• _Task brief_:
Give the listing again exactly, omitting its images.

(Saved data entries)
--- BEGIN ---

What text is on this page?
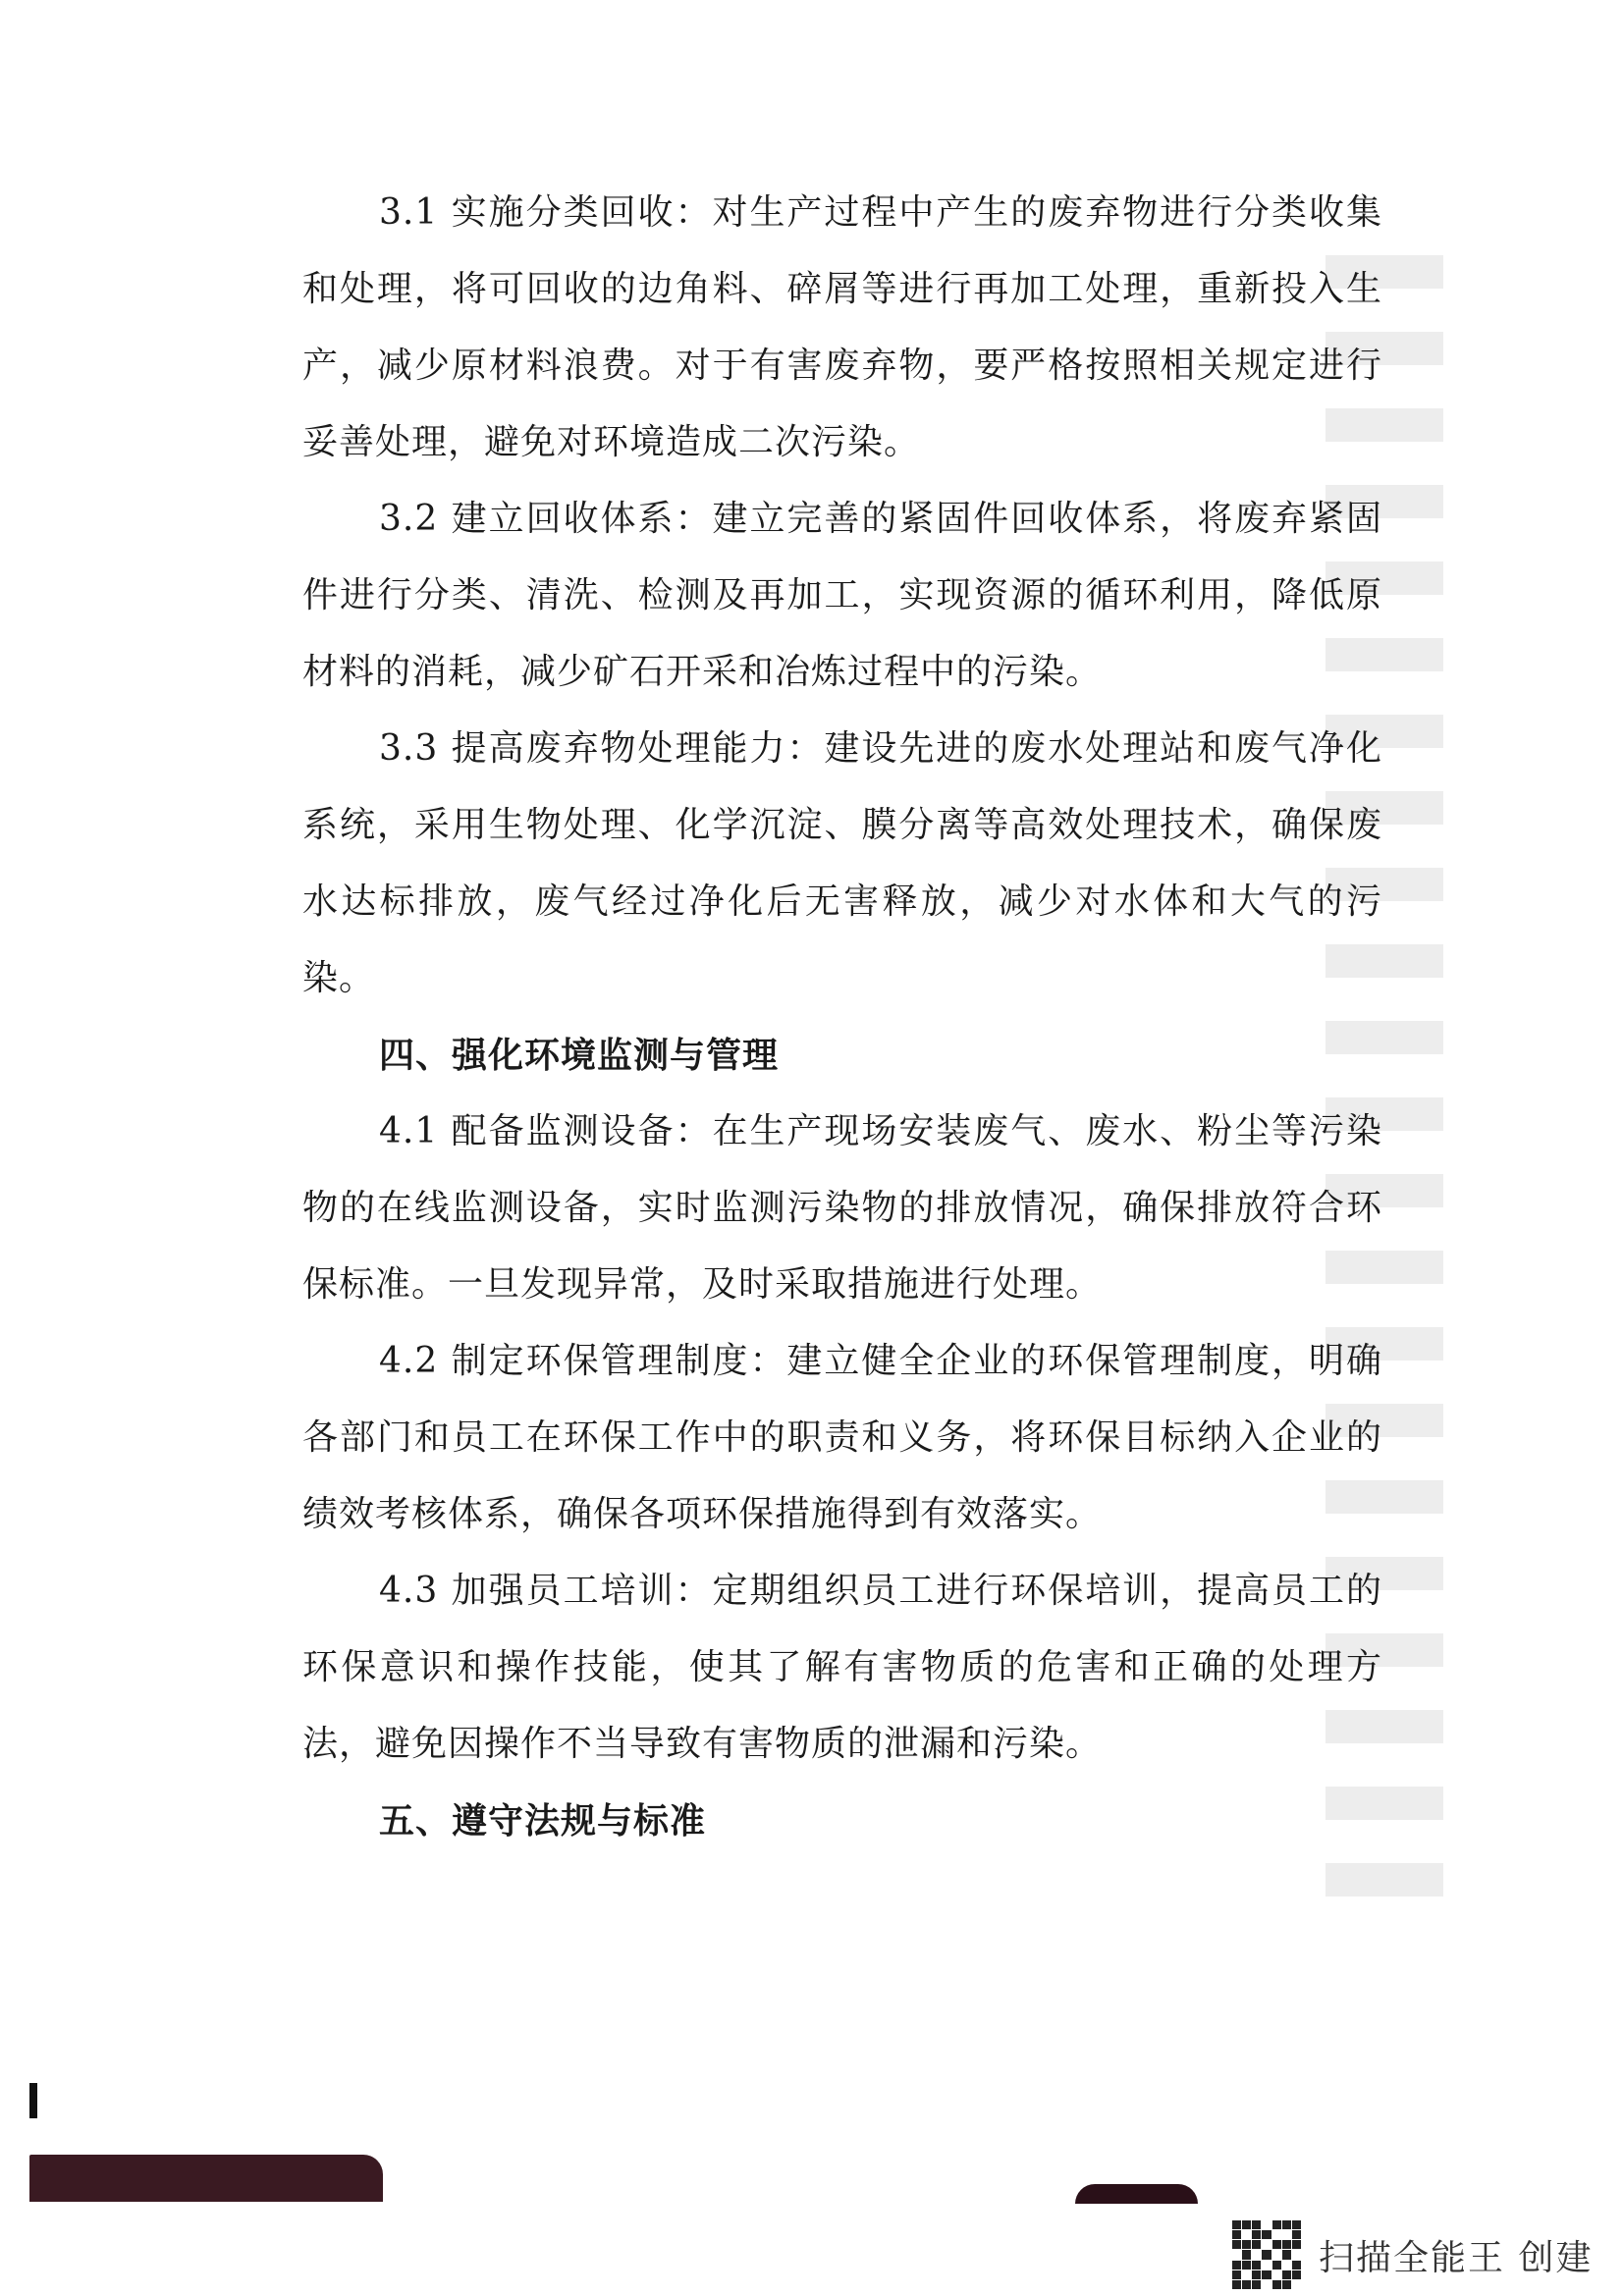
3.1 实施分类回收：对生产过程中产生的废弃物进行分类收集和处理，将可回收的边角料、碎屑等进行再加工处理，重新投入生产，减少原材料浪费。对于有害废弃物，要严格按照相关规定进行妥善处理，避免对环境造成二次污染。

3.2 建立回收体系：建立完善的紧固件回收体系，将废弃紧固件进行分类、清洗、检测及再加工，实现资源的循环利用，降低原材料的消耗，减少矿石开采和冶炼过程中的污染。

3.3 提高废弃物处理能力：建设先进的废水处理站和废气净化系统，采用生物处理、化学沉淀、膜分离等高效处理技术，确保废水达标排放，废气经过净化后无害释放，减少对水体和大气的污染。

四、强化环境监测与管理

4.1 配备监测设备：在生产现场安装废气、废水、粉尘等污染物的在线监测设备，实时监测污染物的排放情况，确保排放符合环保标准。一旦发现异常，及时采取措施进行处理。

4.2 制定环保管理制度：建立健全企业的环保管理制度，明确各部门和员工在环保工作中的职责和义务，将环保目标纳入企业的绩效考核体系，确保各项环保措施得到有效落实。

4.3 加强员工培训：定期组织员工进行环保培训，提高员工的环保意识和操作技能，使其了解有害物质的危害和正确的处理方法，避免因操作不当导致有害物质的泄漏和污染。

五、遵守法规与标准

扫描全能王 创建
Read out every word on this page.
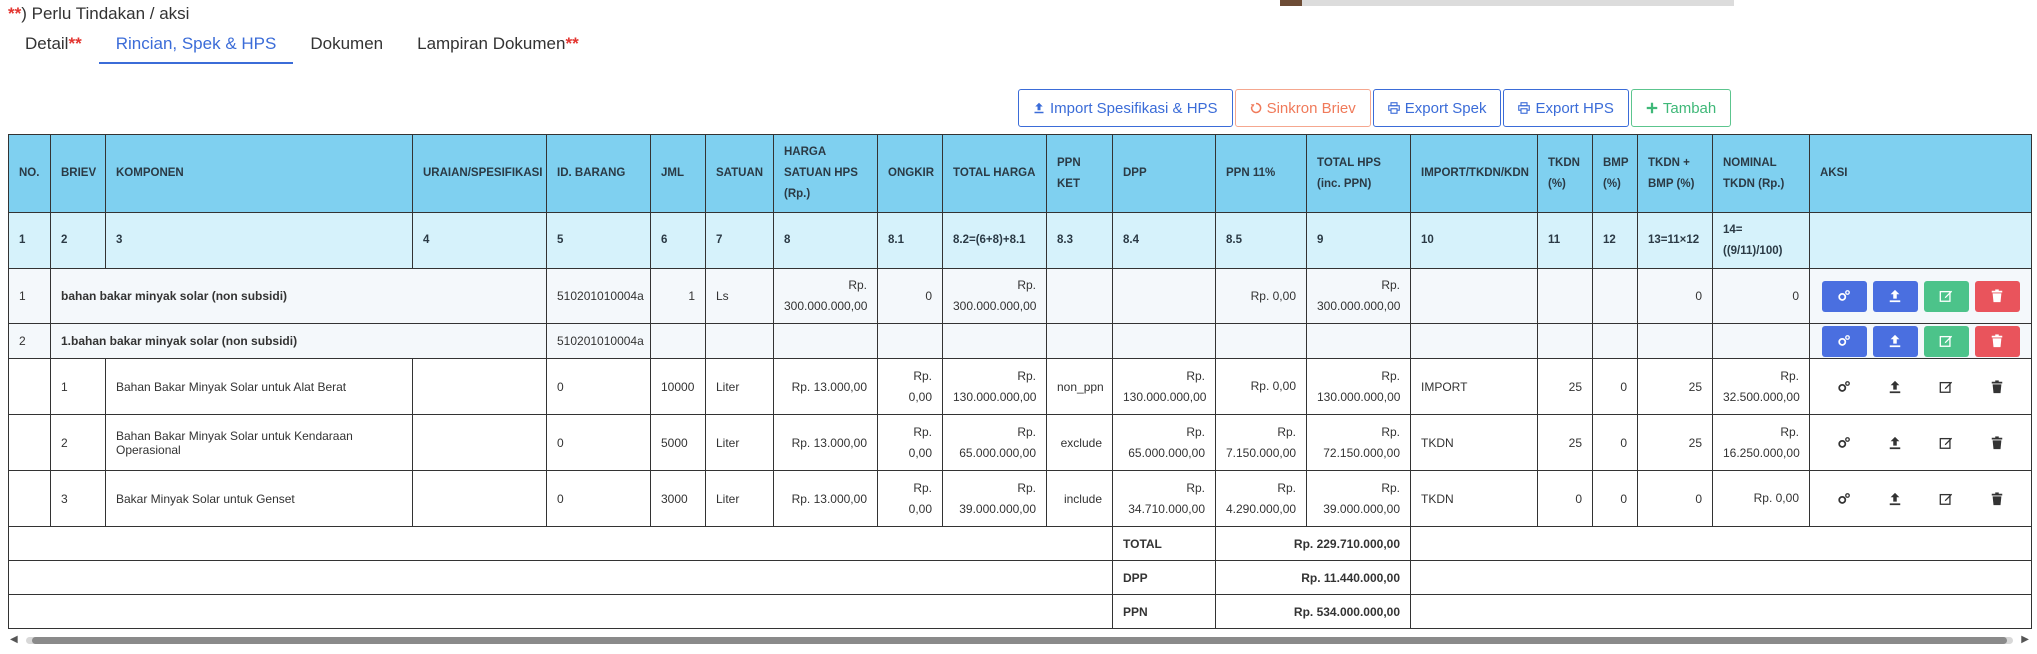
**) Perlu Tindakan / aksi
Detail**	Rincian, Spek & HPS	Dokumen	Lampiran Dokumen**
Import Spesifikasi & HPS	Sinkron Briev	Export Spek	Export HPS	Tambah
NO.	BRIEV	KOMPONEN	URAIAN/SPESIFIKASI	ID. BARANG	JML	SATUAN	HARGA SATUAN HPS (Rp.)	ONGKIR	TOTAL HARGA	PPN KET	DPP	PPN 11%	TOTAL HPS (inc. PPN)	IMPORT/TKDN/KDN	TKDN (%)	BMP (%)	TKDN + BMP (%)	NOMINAL TKDN (Rp.)	AKSI
1	2	3	4	5	6	7	8	8.1	8.2=(6+8)+8.1	8.3	8.4	8.5	9	10	11	12	13=11×12	14=((9/11)/100)	
1	bahan bakar minyak solar (non subsidi)			510201010004a	1	Ls	Rp. 300.000.000,00	0	Rp. 300.000.000,00			Rp. 0,00	Rp. 300.000.000,00				0	0	

2	1.bahan bakar minyak solar (non subsidi)			510201010004a															

	1	Bahan Bakar Minyak Solar untuk Alat Berat		0	10000	Liter	Rp. 13.000,00	Rp. 0,00	Rp. 130.000.000,00	non_ppn	Rp. 130.000.000,00	Rp. 0,00	Rp. 130.000.000,00	IMPORT	25	0	25	Rp. 32.500.000,00	

	2	Bahan Bakar Minyak Solar untuk Kendaraan Operasional		0	5000	Liter	Rp. 13.000,00	Rp. 0,00	Rp. 65.000.000,00	exclude	Rp. 65.000.000,00	Rp. 7.150.000,00	Rp. 72.150.000,00	TKDN	25	0	25	Rp. 16.250.000,00	

	3	Bakar Minyak Solar untuk Genset		0	3000	Liter	Rp. 13.000,00	Rp. 0,00	Rp. 39.000.000,00	include	Rp. 34.710.000,00	Rp. 4.290.000,00	Rp. 39.000.000,00	TKDN	0	0	0	Rp. 0,00	

											TOTAL	Rp. 229.710.000,00							
											DPP	Rp. 11.440.000,00							
											PPN	Rp. 534.000.000,00							
◀	▶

--- END ---

• _Solution to this task_:
What text is on this page?
3.1 实施分类回收：对生产过程中产生的废弃物进行分类收集和处理，将可回收的边角料、碎屑等进行再加工处理，重新投入生产，减少原材料浪费。对于有害废弃物，要严格按照相关规定进行妥善处理，避免对环境造成二次污染。

3.2 建立回收体系：建立完善的紧固件回收体系，将废弃紧固件进行分类、清洗、检测及再加工，实现资源的循环利用，降低原材料的消耗，减少矿石开采和冶炼过程中的污染。

3.3 提高废弃物处理能力：建设先进的废水处理站和废气净化系统，采用生物处理、化学沉淀、膜分离等高效处理技术，确保废水达标排放，废气经过净化后无害释放，减少对水体和大气的污染。

四、强化环境监测与管理

4.1 配备监测设备：在生产现场安装废气、废水、粉尘等污染物的在线监测设备，实时监测污染物的排放情况，确保排放符合环保标准。一旦发现异常，及时采取措施进行处理。

4.2 制定环保管理制度：建立健全企业的环保管理制度，明确各部门和员工在环保工作中的职责和义务，将环保目标纳入企业的绩效考核体系，确保各项环保措施得到有效落实。

4.3 加强员工培训：定期组织员工进行环保培训，提高员工的环保意识和操作技能，使其了解有害物质的危害和正确的处理方法，避免因操作不当导致有害物质的泄漏和污染。

五、遵守法规与标准

扫描全能王 创建
Read out every word on this page.
**) Perlu Tindakan / aksi
Detail**	Rincian, Spek & HPS	Dokumen	Lampiran Dokumen**
Import Spesifikasi & HPS	Sinkron Briev	Export Spek	Export HPS	Tambah
NO.	BRIEV	KOMPONEN	URAIAN/SPESIFIKASI	ID. BARANG	JML	SATUAN	HARGA SATUAN HPS (Rp.)	ONGKIR	TOTAL HARGA	PPN KET	DPP	PPN 11%	TOTAL HPS (inc. PPN)	IMPORT/TKDN/KDN	TKDN (%)	BMP (%)	TKDN + BMP (%)	NOMINAL TKDN (Rp.)	AKSI
1	2	3	4	5	6	7	8	8.1	8.2=(6+8)+8.1	8.3	8.4	8.5	9	10	11	12	13=11×12	14=((9/11)/100)	
1	bahan bakar minyak solar (non subsidi)			510201010004a	1	Ls	Rp. 300.000.000,00	0	Rp. 300.000.000,00			Rp. 0,00	Rp. 300.000.000,00				0	0	

2	1.bahan bakar minyak solar (non subsidi)			510201010004a															

	1	Bahan Bakar Minyak Solar untuk Alat Berat		0	10000	Liter	Rp. 13.000,00	Rp. 0,00	Rp. 130.000.000,00	non_ppn	Rp. 130.000.000,00	Rp. 0,00	Rp. 130.000.000,00	IMPORT	25	0	25	Rp. 32.500.000,00	

	2	Bahan Bakar Minyak Solar untuk Kendaraan Operasional		0	5000	Liter	Rp. 13.000,00	Rp. 0,00	Rp. 65.000.000,00	exclude	Rp. 65.000.000,00	Rp. 7.150.000,00	Rp. 72.150.000,00	TKDN	25	0	25	Rp. 16.250.000,00	

	3	Bakar Minyak Solar untuk Genset		0	3000	Liter	Rp. 13.000,00	Rp. 0,00	Rp. 39.000.000,00	include	Rp. 34.710.000,00	Rp. 4.290.000,00	Rp. 39.000.000,00	TKDN	0	0	0	Rp. 0,00	

											TOTAL	Rp. 229.710.000,00							
											DPP	Rp. 11.440.000,00							
											PPN	Rp. 534.000.000,00							
◀	▶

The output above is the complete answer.